> **Exercise**
Reproduce verbatim the lines of the data between the line containing "Text: 465: 465 xyxy=(302,351,325,364)" and the line containing "Text: 126: 126 xyxy=(896,845,918,855)", both lines included.

** START OF Exercise inputs **

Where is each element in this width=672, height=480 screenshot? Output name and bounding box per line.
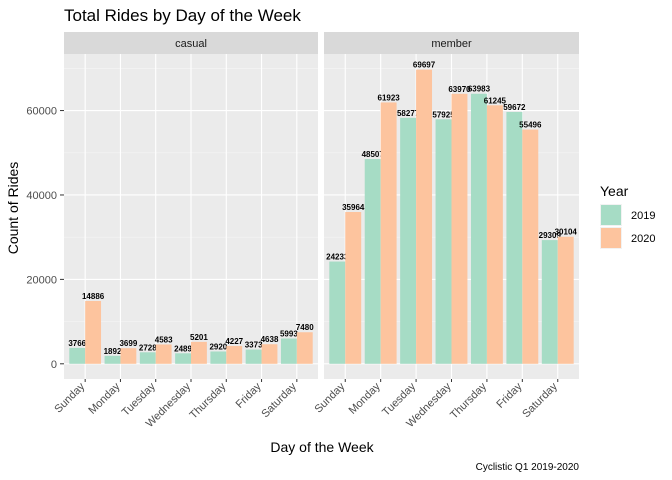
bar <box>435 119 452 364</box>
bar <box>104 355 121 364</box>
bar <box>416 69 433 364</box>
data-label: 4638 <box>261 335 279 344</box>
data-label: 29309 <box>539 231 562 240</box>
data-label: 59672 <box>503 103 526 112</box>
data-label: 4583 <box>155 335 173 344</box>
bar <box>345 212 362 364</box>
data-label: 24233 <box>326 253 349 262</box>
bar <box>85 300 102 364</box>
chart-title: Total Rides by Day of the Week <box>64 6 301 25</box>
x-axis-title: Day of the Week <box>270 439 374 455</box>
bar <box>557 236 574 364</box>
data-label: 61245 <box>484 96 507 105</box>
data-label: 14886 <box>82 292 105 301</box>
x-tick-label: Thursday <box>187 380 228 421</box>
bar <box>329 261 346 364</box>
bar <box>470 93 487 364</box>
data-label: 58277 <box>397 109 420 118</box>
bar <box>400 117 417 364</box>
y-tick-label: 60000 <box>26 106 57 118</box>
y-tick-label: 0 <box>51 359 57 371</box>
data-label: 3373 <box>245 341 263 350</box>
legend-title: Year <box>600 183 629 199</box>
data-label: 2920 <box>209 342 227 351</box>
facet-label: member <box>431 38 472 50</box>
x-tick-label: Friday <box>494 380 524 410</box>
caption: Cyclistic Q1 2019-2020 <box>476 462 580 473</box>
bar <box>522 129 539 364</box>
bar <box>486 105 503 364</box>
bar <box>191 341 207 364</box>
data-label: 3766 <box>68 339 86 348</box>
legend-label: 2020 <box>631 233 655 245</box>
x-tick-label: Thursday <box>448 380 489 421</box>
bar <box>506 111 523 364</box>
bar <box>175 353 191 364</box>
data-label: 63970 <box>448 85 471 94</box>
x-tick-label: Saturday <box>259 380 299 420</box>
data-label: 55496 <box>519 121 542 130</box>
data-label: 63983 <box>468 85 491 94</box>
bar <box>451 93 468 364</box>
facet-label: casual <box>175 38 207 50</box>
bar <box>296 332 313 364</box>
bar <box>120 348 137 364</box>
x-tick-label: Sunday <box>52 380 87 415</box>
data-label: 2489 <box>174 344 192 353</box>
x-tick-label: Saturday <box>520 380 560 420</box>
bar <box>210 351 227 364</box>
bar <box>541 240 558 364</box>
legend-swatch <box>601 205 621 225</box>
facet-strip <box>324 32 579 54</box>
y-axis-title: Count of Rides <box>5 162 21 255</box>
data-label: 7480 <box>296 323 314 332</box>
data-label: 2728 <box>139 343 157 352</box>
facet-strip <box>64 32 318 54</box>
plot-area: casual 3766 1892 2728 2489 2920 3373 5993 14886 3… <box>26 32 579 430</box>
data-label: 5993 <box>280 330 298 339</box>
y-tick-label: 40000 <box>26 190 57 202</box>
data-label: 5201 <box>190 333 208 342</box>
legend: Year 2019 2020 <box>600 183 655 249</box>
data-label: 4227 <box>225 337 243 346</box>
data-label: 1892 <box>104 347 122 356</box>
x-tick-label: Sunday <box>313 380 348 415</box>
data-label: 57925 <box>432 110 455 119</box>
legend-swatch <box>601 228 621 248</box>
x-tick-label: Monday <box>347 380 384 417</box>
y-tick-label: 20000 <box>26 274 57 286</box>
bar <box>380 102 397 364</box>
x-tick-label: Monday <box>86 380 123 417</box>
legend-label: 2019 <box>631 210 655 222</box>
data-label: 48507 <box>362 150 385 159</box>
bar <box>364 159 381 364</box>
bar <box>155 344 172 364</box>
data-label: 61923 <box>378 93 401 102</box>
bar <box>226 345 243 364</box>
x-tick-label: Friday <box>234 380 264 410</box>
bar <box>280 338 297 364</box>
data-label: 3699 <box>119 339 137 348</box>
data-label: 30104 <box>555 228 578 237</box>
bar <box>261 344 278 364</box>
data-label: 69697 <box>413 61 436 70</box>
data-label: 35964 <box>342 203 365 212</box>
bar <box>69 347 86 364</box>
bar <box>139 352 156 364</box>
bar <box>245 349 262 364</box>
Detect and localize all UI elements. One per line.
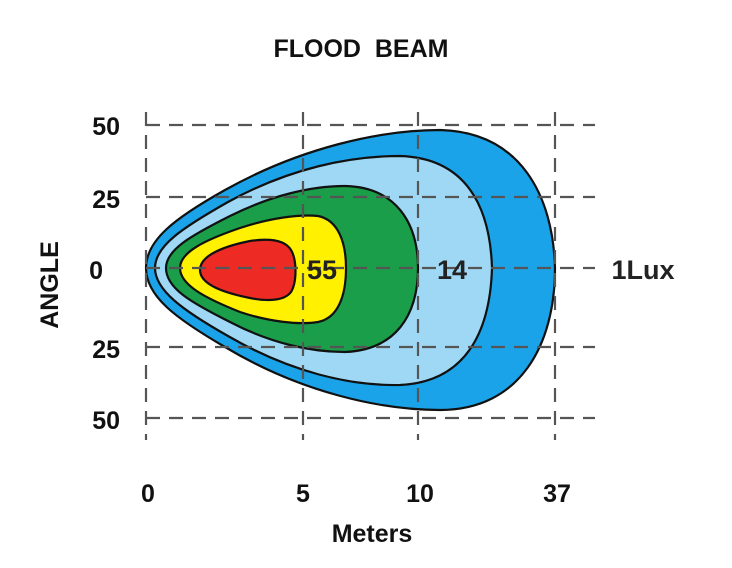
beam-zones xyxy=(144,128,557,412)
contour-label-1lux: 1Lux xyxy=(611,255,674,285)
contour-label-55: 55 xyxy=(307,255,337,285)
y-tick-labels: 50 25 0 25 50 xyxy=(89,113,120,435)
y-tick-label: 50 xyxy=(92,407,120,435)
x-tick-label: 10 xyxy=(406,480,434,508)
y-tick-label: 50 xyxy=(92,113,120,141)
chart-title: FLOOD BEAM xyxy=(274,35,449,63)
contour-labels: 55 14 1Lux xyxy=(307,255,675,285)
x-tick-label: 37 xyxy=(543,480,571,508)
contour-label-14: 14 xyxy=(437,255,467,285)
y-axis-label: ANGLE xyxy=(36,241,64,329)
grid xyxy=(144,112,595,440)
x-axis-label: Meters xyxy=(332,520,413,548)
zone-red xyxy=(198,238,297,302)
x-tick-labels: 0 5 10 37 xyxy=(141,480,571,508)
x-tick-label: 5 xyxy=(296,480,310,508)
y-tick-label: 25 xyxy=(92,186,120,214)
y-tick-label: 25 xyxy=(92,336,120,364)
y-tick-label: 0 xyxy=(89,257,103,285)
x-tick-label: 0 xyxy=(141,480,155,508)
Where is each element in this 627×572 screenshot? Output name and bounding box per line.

** END OF Exercise inputs **
** START OF Exercise inputs **

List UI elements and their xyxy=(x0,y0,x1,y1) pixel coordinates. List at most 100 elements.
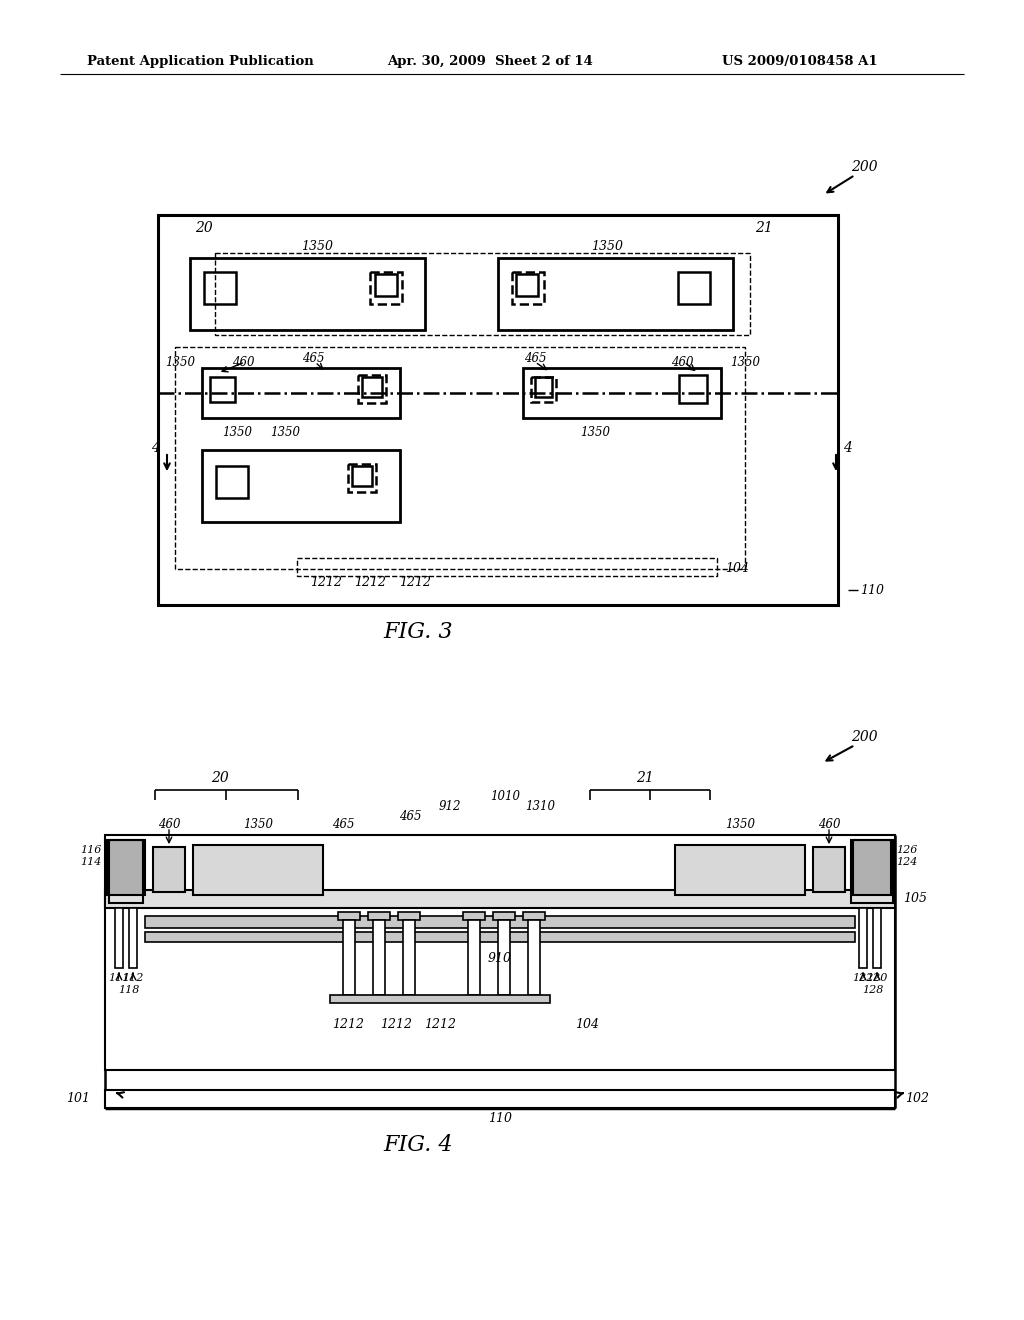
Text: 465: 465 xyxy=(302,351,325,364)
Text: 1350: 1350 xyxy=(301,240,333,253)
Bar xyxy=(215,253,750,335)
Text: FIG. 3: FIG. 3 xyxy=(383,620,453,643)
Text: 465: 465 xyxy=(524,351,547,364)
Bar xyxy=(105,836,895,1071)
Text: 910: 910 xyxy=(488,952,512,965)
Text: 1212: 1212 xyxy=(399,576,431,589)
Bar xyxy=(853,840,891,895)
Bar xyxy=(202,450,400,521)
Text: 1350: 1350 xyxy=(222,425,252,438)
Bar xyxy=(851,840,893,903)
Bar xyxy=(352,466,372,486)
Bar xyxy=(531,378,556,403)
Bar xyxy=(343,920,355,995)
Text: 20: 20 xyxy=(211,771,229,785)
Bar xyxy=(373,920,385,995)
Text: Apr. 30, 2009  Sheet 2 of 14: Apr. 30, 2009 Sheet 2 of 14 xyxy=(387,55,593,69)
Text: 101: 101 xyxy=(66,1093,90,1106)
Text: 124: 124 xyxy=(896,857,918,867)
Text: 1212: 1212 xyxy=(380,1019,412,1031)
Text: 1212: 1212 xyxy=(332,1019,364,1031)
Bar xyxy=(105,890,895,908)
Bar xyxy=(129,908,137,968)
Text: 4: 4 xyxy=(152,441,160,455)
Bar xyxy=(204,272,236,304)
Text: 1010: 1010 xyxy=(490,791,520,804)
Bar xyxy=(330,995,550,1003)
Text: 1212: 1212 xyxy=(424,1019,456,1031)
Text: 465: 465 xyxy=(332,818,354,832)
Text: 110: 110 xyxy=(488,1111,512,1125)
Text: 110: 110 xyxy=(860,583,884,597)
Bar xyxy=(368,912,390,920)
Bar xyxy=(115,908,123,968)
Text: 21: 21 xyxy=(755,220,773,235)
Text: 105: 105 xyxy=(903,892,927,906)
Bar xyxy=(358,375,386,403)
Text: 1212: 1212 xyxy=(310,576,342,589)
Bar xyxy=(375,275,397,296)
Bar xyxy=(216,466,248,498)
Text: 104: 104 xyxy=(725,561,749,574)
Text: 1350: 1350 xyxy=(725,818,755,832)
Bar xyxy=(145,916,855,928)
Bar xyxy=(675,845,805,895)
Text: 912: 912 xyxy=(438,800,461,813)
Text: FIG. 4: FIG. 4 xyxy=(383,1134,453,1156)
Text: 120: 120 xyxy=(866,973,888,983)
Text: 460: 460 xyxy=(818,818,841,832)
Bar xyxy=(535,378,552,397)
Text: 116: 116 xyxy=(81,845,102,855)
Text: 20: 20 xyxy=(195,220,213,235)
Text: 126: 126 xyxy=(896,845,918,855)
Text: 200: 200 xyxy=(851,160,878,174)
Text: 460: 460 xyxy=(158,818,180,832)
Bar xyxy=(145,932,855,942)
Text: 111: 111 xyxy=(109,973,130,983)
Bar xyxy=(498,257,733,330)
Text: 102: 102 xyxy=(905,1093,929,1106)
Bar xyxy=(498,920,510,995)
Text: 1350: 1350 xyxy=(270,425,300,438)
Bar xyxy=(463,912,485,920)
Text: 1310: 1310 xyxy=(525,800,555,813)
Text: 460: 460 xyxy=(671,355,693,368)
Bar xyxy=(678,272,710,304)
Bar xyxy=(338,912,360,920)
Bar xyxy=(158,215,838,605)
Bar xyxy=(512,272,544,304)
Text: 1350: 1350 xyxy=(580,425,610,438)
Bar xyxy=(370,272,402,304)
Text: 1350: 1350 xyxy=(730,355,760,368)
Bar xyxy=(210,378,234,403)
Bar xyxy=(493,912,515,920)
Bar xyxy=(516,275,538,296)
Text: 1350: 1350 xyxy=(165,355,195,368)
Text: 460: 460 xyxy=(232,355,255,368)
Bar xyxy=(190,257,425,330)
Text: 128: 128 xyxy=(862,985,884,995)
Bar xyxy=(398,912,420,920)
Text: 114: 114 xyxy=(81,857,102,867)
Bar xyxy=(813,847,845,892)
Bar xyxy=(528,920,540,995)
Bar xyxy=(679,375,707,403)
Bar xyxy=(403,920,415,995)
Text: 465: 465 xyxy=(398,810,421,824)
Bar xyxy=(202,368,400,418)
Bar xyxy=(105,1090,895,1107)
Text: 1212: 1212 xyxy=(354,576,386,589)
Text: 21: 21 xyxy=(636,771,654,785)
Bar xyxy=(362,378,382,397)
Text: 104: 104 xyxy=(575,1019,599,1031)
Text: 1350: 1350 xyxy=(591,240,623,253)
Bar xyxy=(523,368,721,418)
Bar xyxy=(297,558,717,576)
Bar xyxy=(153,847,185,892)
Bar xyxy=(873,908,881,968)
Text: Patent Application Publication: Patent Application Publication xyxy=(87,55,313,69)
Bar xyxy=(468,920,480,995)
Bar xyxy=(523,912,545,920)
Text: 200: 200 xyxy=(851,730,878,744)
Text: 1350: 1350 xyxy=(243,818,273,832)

** END OF Exercise inputs **

> **Task answer**
Text: 465: 465 xyxy=(302,351,325,364)
Text: 1350: 1350 xyxy=(301,240,333,253)
Bar xyxy=(215,253,750,335)
Text: FIG. 3: FIG. 3 xyxy=(383,620,453,643)
Text: 465: 465 xyxy=(524,351,547,364)
Bar xyxy=(105,836,895,1071)
Text: 910: 910 xyxy=(488,952,512,965)
Text: 1212: 1212 xyxy=(399,576,431,589)
Bar xyxy=(853,840,891,895)
Bar xyxy=(202,450,400,521)
Text: 1350: 1350 xyxy=(222,425,252,438)
Bar xyxy=(851,840,893,903)
Bar xyxy=(352,466,372,486)
Bar xyxy=(531,378,556,403)
Bar xyxy=(343,920,355,995)
Text: 20: 20 xyxy=(211,771,229,785)
Bar xyxy=(373,920,385,995)
Text: Apr. 30, 2009  Sheet 2 of 14: Apr. 30, 2009 Sheet 2 of 14 xyxy=(387,55,593,69)
Text: 101: 101 xyxy=(66,1093,90,1106)
Text: 124: 124 xyxy=(896,857,918,867)
Text: 1212: 1212 xyxy=(380,1019,412,1031)
Text: 1212: 1212 xyxy=(332,1019,364,1031)
Bar xyxy=(105,890,895,908)
Bar xyxy=(129,908,137,968)
Text: 4: 4 xyxy=(152,441,160,455)
Bar xyxy=(204,272,236,304)
Text: 1010: 1010 xyxy=(490,791,520,804)
Bar xyxy=(330,995,550,1003)
Text: 1212: 1212 xyxy=(424,1019,456,1031)
Text: 465: 465 xyxy=(332,818,354,832)
Text: 110: 110 xyxy=(488,1111,512,1125)
Text: 110: 110 xyxy=(860,583,884,597)
Bar xyxy=(368,912,390,920)
Bar xyxy=(115,908,123,968)
Text: 21: 21 xyxy=(755,220,773,235)
Text: 105: 105 xyxy=(903,892,927,906)
Bar xyxy=(358,375,386,403)
Text: 1212: 1212 xyxy=(310,576,342,589)
Bar xyxy=(375,275,397,296)
Bar xyxy=(216,466,248,498)
Text: 104: 104 xyxy=(725,561,749,574)
Text: 1350: 1350 xyxy=(725,818,755,832)
Bar xyxy=(145,916,855,928)
Bar xyxy=(675,845,805,895)
Text: 912: 912 xyxy=(438,800,461,813)
Text: FIG. 4: FIG. 4 xyxy=(383,1134,453,1156)
Text: 120: 120 xyxy=(866,973,888,983)
Text: 460: 460 xyxy=(818,818,841,832)
Bar xyxy=(535,378,552,397)
Text: 116: 116 xyxy=(81,845,102,855)
Text: 20: 20 xyxy=(195,220,213,235)
Text: 126: 126 xyxy=(896,845,918,855)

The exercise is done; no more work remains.